## Problem to solve
Copy out lines with the word "فوركس" from the material that follows.

## Extracted material
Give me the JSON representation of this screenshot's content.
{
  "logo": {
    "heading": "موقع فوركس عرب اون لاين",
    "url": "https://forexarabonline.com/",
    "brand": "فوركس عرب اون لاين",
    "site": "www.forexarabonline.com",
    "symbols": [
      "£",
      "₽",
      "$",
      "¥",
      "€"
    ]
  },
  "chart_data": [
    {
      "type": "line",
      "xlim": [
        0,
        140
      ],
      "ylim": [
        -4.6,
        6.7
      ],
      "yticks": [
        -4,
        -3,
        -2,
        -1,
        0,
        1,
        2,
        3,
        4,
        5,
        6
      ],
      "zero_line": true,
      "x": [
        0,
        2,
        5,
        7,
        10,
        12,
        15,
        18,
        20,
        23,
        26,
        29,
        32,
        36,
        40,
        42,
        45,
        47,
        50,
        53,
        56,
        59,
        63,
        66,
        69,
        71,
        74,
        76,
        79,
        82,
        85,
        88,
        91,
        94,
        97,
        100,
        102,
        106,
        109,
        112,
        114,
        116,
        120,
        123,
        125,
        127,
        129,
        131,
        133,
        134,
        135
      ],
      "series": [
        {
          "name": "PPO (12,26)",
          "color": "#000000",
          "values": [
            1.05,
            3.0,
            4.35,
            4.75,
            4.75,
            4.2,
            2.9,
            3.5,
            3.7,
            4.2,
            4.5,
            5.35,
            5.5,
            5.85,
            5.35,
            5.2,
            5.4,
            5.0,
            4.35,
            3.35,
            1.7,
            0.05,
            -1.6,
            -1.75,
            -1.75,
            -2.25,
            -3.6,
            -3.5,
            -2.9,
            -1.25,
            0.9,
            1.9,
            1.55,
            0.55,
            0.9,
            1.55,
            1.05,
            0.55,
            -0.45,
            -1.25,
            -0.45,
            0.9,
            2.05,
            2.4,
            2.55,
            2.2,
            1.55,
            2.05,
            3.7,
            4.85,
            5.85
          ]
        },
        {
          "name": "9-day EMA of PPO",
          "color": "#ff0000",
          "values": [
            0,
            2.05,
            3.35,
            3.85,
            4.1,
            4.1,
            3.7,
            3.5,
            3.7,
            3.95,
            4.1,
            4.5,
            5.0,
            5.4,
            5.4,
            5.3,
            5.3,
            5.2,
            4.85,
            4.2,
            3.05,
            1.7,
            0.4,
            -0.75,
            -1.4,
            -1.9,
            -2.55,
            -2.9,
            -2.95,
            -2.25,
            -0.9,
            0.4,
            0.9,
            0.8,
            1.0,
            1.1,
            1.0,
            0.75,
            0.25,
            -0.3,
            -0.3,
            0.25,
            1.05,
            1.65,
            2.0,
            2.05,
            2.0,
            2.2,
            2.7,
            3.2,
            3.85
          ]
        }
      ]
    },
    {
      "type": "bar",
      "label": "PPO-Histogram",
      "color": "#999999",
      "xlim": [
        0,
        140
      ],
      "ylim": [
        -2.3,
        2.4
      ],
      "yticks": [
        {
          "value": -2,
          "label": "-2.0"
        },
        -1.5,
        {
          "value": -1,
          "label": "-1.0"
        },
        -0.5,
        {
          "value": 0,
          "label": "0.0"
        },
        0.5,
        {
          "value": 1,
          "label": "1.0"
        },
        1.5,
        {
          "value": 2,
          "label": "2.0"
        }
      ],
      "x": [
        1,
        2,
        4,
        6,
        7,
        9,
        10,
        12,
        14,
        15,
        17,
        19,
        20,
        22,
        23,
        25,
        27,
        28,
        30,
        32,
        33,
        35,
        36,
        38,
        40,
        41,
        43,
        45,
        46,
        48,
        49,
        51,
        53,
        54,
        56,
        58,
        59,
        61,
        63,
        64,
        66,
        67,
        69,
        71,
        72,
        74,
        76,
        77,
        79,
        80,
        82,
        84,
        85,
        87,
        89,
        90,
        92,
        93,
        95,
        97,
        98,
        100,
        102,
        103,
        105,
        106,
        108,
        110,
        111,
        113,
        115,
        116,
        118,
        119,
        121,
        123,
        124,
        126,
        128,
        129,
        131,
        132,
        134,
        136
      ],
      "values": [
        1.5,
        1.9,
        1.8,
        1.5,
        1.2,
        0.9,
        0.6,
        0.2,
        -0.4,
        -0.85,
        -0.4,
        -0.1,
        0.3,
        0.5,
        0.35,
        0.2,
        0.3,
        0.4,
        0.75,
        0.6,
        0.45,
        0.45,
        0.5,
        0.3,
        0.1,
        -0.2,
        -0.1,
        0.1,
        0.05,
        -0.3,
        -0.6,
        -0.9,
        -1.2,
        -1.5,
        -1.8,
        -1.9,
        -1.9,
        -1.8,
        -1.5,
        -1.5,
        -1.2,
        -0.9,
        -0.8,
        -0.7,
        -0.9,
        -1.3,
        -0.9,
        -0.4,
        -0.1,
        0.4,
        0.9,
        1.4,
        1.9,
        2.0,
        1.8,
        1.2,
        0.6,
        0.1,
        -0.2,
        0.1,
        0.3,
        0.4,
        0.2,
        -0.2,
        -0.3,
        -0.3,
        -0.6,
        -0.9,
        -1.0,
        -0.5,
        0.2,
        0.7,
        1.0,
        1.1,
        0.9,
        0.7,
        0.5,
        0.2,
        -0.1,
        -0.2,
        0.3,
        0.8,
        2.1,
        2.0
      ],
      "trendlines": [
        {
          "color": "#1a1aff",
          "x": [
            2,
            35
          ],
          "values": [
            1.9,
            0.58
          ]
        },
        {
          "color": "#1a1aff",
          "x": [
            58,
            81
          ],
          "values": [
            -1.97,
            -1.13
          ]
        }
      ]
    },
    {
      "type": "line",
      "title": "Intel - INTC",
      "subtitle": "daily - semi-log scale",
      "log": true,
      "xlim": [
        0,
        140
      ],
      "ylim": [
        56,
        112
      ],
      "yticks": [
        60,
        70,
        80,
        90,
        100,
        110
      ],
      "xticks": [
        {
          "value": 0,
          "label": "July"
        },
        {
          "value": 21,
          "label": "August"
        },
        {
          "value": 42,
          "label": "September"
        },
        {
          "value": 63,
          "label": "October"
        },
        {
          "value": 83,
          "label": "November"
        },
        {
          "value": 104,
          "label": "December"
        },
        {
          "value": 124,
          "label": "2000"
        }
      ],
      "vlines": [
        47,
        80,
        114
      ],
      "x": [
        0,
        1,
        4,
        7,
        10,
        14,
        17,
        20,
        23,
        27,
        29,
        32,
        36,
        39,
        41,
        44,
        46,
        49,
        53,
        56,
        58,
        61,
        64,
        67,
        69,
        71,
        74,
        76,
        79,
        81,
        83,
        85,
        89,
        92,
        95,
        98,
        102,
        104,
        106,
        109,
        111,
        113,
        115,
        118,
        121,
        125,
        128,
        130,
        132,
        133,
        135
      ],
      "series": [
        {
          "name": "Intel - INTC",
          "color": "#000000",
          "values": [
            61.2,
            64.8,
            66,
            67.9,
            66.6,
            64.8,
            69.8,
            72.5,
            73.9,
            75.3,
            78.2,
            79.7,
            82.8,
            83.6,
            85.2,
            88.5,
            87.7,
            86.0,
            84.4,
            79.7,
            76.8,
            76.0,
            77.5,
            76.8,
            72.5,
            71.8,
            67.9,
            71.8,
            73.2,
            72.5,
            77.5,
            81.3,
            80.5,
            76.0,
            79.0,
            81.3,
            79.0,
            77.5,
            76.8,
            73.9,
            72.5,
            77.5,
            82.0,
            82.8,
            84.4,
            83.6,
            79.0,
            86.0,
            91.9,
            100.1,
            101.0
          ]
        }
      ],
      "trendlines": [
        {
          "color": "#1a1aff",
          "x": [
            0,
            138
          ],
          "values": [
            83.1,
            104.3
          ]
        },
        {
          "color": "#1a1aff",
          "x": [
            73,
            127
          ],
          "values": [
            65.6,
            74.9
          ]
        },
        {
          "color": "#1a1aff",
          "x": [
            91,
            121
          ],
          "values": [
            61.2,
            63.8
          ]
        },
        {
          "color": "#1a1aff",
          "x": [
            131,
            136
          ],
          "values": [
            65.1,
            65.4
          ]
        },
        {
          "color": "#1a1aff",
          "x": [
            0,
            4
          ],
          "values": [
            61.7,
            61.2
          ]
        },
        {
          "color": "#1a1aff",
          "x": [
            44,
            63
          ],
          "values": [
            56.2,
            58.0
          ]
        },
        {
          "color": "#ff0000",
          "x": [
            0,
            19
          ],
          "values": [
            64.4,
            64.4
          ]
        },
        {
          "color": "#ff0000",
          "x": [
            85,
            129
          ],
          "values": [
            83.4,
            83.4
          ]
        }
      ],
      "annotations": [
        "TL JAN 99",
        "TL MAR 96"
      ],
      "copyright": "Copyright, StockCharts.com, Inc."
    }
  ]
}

## Task result
    "heading": "موقع فوركس عرب اون لاين",
    "brand": "فوركس عرب اون لاين",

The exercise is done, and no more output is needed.